▸ TASK TO CARRY OUT
Tally the lines that hold the word "boiler" and reply with that figure only.

▸ DATASET EXCERPTS
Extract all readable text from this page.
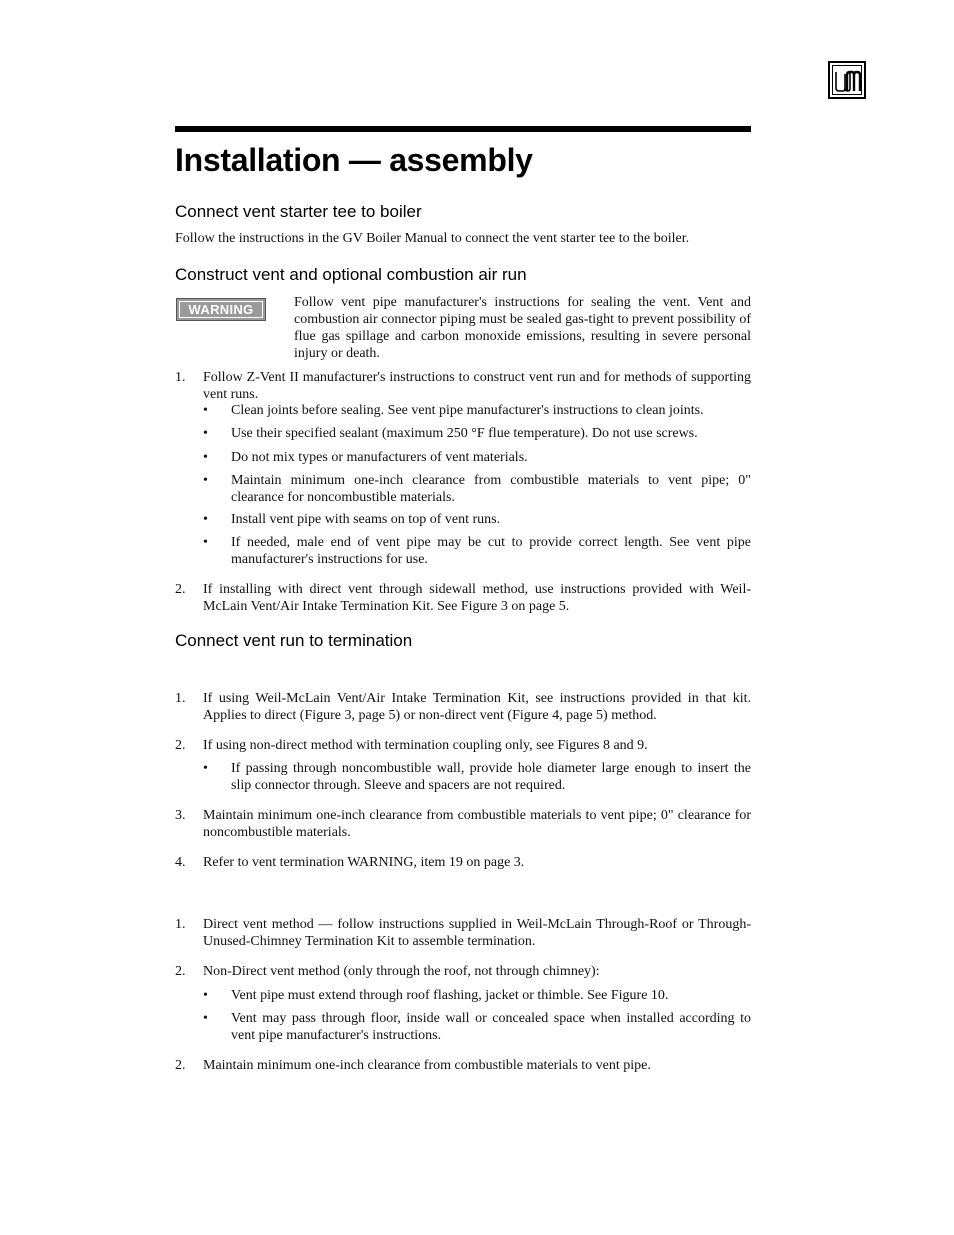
Installation — assembly
Connect vent starter tee to boiler

Follow the instructions in the GV Boiler Manual to connect the vent starter tee to the boiler.

Construct vent and optional combustion air run
WARNING	Follow vent pipe manufacturer's instructions for sealing the vent. Vent and combustion air connector piping must be sealed gas-tight to prevent possibility of flue gas spillage and carbon monoxide emissions, resulting in severe personal injury or death.

1. Follow Z-Vent II manufacturer's instructions to construct vent run and for methods of supporting vent runs.
• Clean joints before sealing. See vent pipe manufacturer's instructions to clean joints.
• Use their specified sealant (maximum 250 °F flue temperature). Do not use screws.
• Do not mix types or manufacturers of vent materials.
• Maintain minimum one-inch clearance from combustible materials to vent pipe; 0" clearance for noncombustible materials.
• Install vent pipe with seams on top of vent runs.
• If needed, male end of vent pipe may be cut to provide correct length. See vent pipe manufacturer's instructions for use.
2. If installing with direct vent through sidewall method, use instructions provided with Weil-McLain Vent/Air Intake Termination Kit. See Figure 3 on page 5.
Connect vent run to termination
1. If using Weil-McLain Vent/Air Intake Termination Kit, see instructions provided in that kit. Applies to direct (Figure 3, page 5) or non-direct vent (Figure 4, page 5) method.
2. If using non-direct method with termination coupling only, see Figures 8 and 9.
• If passing through noncombustible wall, provide hole diameter large enough to insert the slip connector through. Sleeve and spacers are not required.
3. Maintain minimum one-inch clearance from combustible materials to vent pipe; 0" clearance for noncombustible materials.
4. Refer to vent termination WARNING, item 19 on page 3.
1. Direct vent method — follow instructions supplied in Weil-McLain Through-Roof or Through-Unused-Chimney Termination Kit to assemble termination.
2. Non-Direct vent method (only through the roof, not through chimney):
• Vent pipe must extend through roof flashing, jacket or thimble. See Figure 10.
• Vent may pass through floor, inside wall or concealed space when installed according to vent pipe manufacturer's instructions.
2. Maintain minimum one-inch clearance from combustible materials to vent pipe.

▸ THE OUTPUT
2